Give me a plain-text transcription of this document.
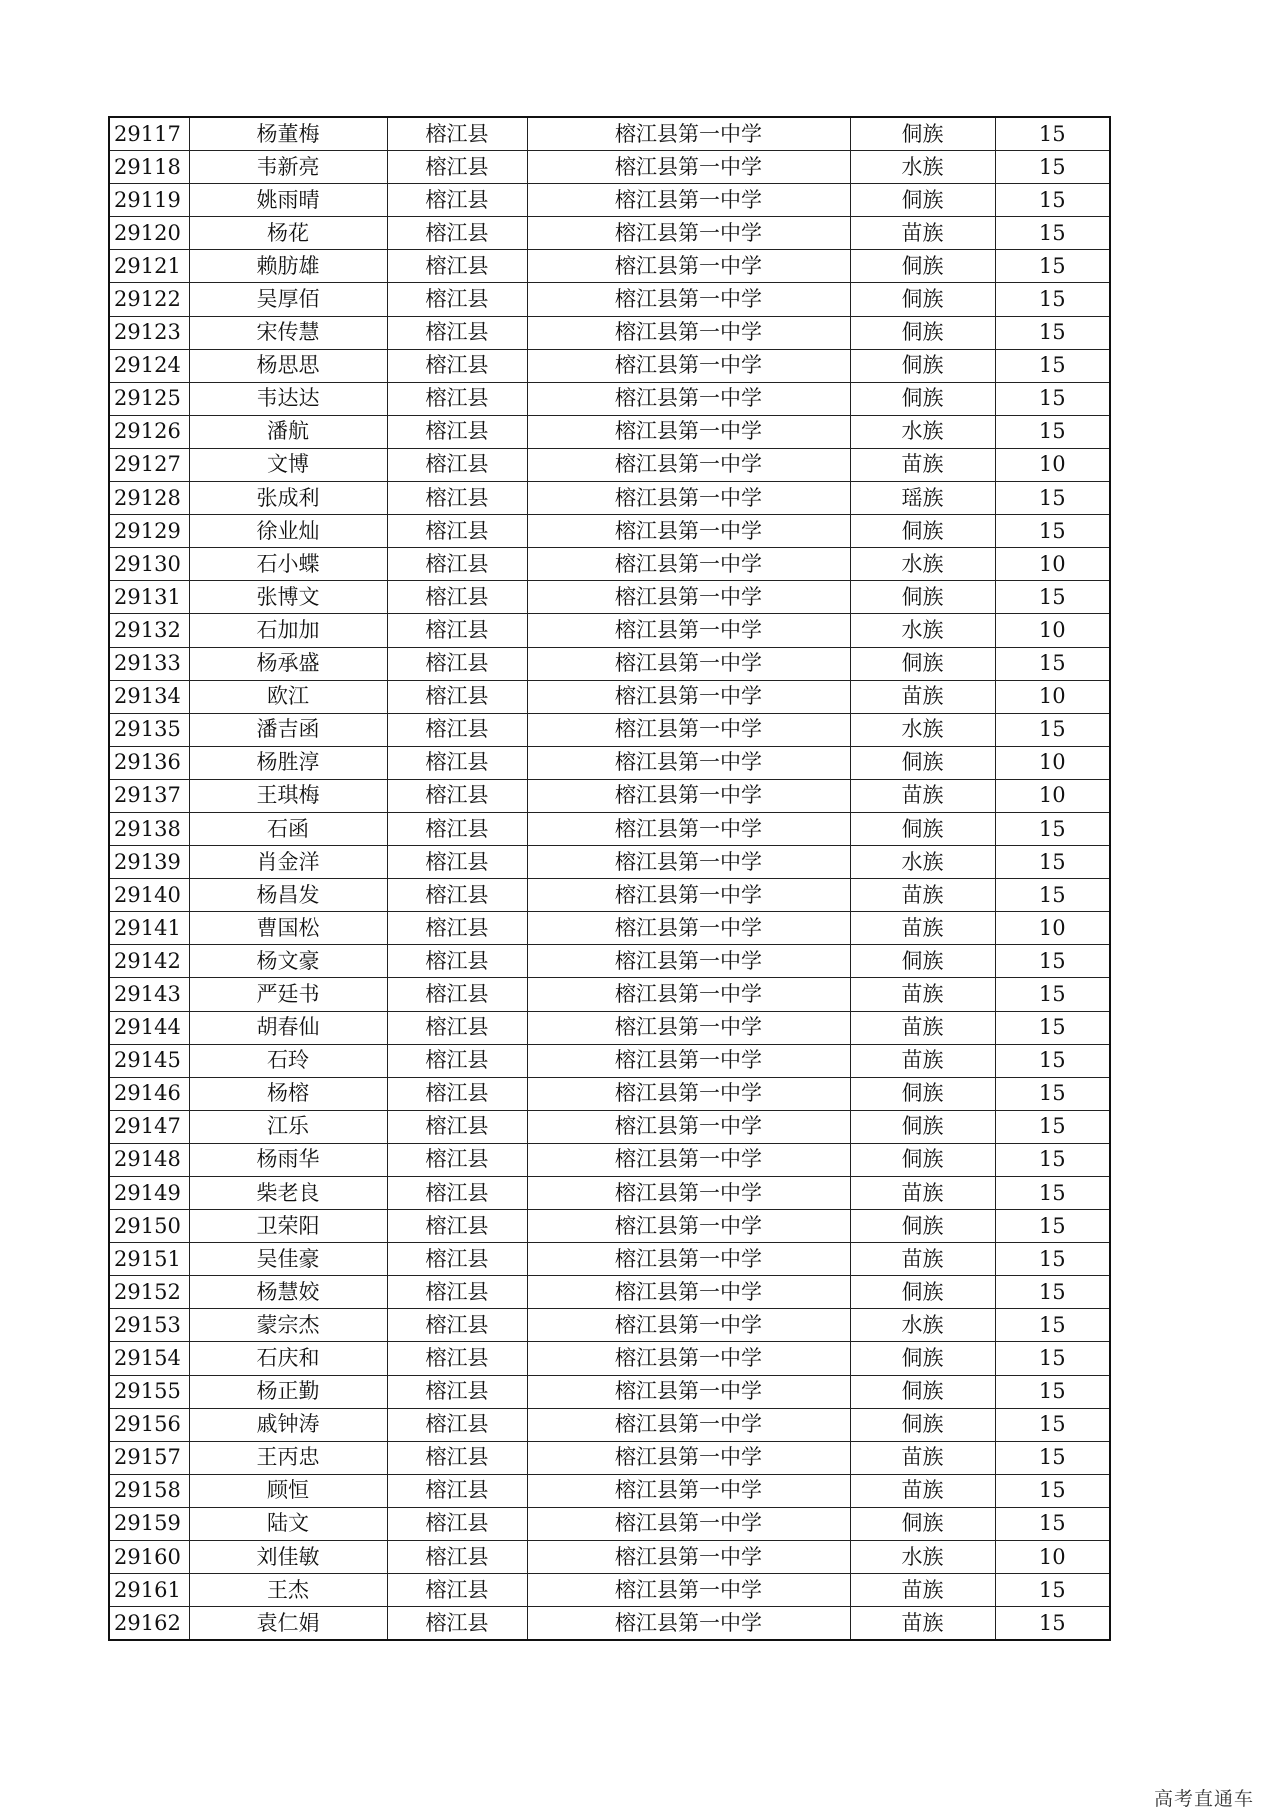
29117	杨董梅	榕江县	榕江县第一中学	侗族	15
29118	韦新亮	榕江县	榕江县第一中学	水族	15
29119	姚雨晴	榕江县	榕江县第一中学	侗族	15
29120	杨花	榕江县	榕江县第一中学	苗族	15
29121	赖肪雄	榕江县	榕江县第一中学	侗族	15
29122	吴厚佰	榕江县	榕江县第一中学	侗族	15
29123	宋传慧	榕江县	榕江县第一中学	侗族	15
29124	杨思思	榕江县	榕江县第一中学	侗族	15
29125	韦达达	榕江县	榕江县第一中学	侗族	15
29126	潘航	榕江县	榕江县第一中学	水族	15
29127	文博	榕江县	榕江县第一中学	苗族	10
29128	张成利	榕江县	榕江县第一中学	瑶族	15
29129	徐业灿	榕江县	榕江县第一中学	侗族	15
29130	石小蝶	榕江县	榕江县第一中学	水族	10
29131	张博文	榕江县	榕江县第一中学	侗族	15
29132	石加加	榕江县	榕江县第一中学	水族	10
29133	杨承盛	榕江县	榕江县第一中学	侗族	15
29134	欧江	榕江县	榕江县第一中学	苗族	10
29135	潘吉函	榕江县	榕江县第一中学	水族	15
29136	杨胜淳	榕江县	榕江县第一中学	侗族	10
29137	王琪梅	榕江县	榕江县第一中学	苗族	10
29138	石函	榕江县	榕江县第一中学	侗族	15
29139	肖金洋	榕江县	榕江县第一中学	水族	15
29140	杨昌发	榕江县	榕江县第一中学	苗族	15
29141	曹国松	榕江县	榕江县第一中学	苗族	10
29142	杨文豪	榕江县	榕江县第一中学	侗族	15
29143	严廷书	榕江县	榕江县第一中学	苗族	15
29144	胡春仙	榕江县	榕江县第一中学	苗族	15
29145	石玲	榕江县	榕江县第一中学	苗族	15
29146	杨榕	榕江县	榕江县第一中学	侗族	15
29147	江乐	榕江县	榕江县第一中学	侗族	15
29148	杨雨华	榕江县	榕江县第一中学	侗族	15
29149	柴老良	榕江县	榕江县第一中学	苗族	15
29150	卫荣阳	榕江县	榕江县第一中学	侗族	15
29151	吴佳豪	榕江县	榕江县第一中学	苗族	15
29152	杨慧姣	榕江县	榕江县第一中学	侗族	15
29153	蒙宗杰	榕江县	榕江县第一中学	水族	15
29154	石庆和	榕江县	榕江县第一中学	侗族	15
29155	杨正勤	榕江县	榕江县第一中学	侗族	15
29156	戚钟涛	榕江县	榕江县第一中学	侗族	15
29157	王丙忠	榕江县	榕江县第一中学	苗族	15
29158	顾恒	榕江县	榕江县第一中学	苗族	15
29159	陆文	榕江县	榕江县第一中学	侗族	15
29160	刘佳敏	榕江县	榕江县第一中学	水族	10
29161	王杰	榕江县	榕江县第一中学	苗族	15
29162	袁仁娟	榕江县	榕江县第一中学	苗族	15
高考直通车
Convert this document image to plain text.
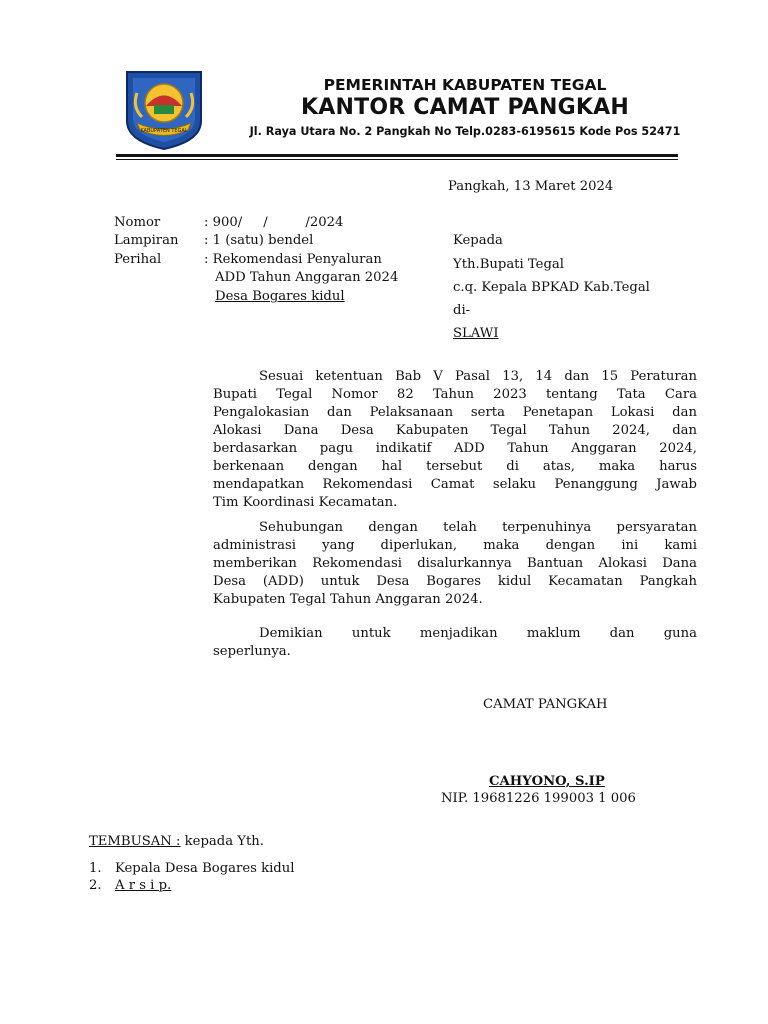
KABUPATEN TEGAL
PEMERINTAH KABUPATEN TEGAL
KANTOR CAMAT PANGKAH
Jl. Raya Utara No. 2 Pangkah No Telp.0283-6195615 Kode Pos 52471
Pangkah, 13 Maret 2024
Nomor	: 900/     /         /2024
Lampiran : 1 (satu) bendel
Perihal	: Rekomendasi Penyaluran
ADD Tahun Anggaran 2024
Desa Bogares kidul
Kepada
Yth.Bupati Tegal
c.q. Kepala BPKAD Kab.Tegal
di-
SLAWI
Sesuai ketentuan Bab V Pasal 13, 14 dan 15 Peraturan
Bupati Tegal Nomor 82 Tahun 2023 tentang Tata Cara
Pengalokasian dan Pelaksanaan serta Penetapan Lokasi dan
Alokasi Dana Desa Kabupaten Tegal Tahun 2024, dan
berdasarkan pagu indikatif ADD Tahun Anggaran 2024,
berkenaan dengan hal tersebut di atas, maka harus
mendapatkan Rekomendasi Camat selaku Penanggung Jawab
Tim Koordinasi Kecamatan.
Sehubungan dengan telah terpenuhinya persyaratan
administrasi yang diperlukan, maka dengan ini kami
memberikan Rekomendasi disalurkannya Bantuan Alokasi Dana
Desa (ADD) untuk Desa Bogares kidul Kecamatan Pangkah
Kabupaten Tegal Tahun Anggaran 2024.
Demikian untuk menjadikan maklum dan guna
seperlunya.
CAMAT PANGKAH
CAHYONO, S.IP
NIP. 19681226 199003 1 006
TEMBUSAN : kepada Yth.
1. Kepala Desa Bogares kidul
2. A r s i p.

——————————

Write down every line of the data above that includes the string "Kepala".

* [Finished task]:
c.q. Kepala BPKAD Kab.Tegal
1. Kepala Desa Bogares kidul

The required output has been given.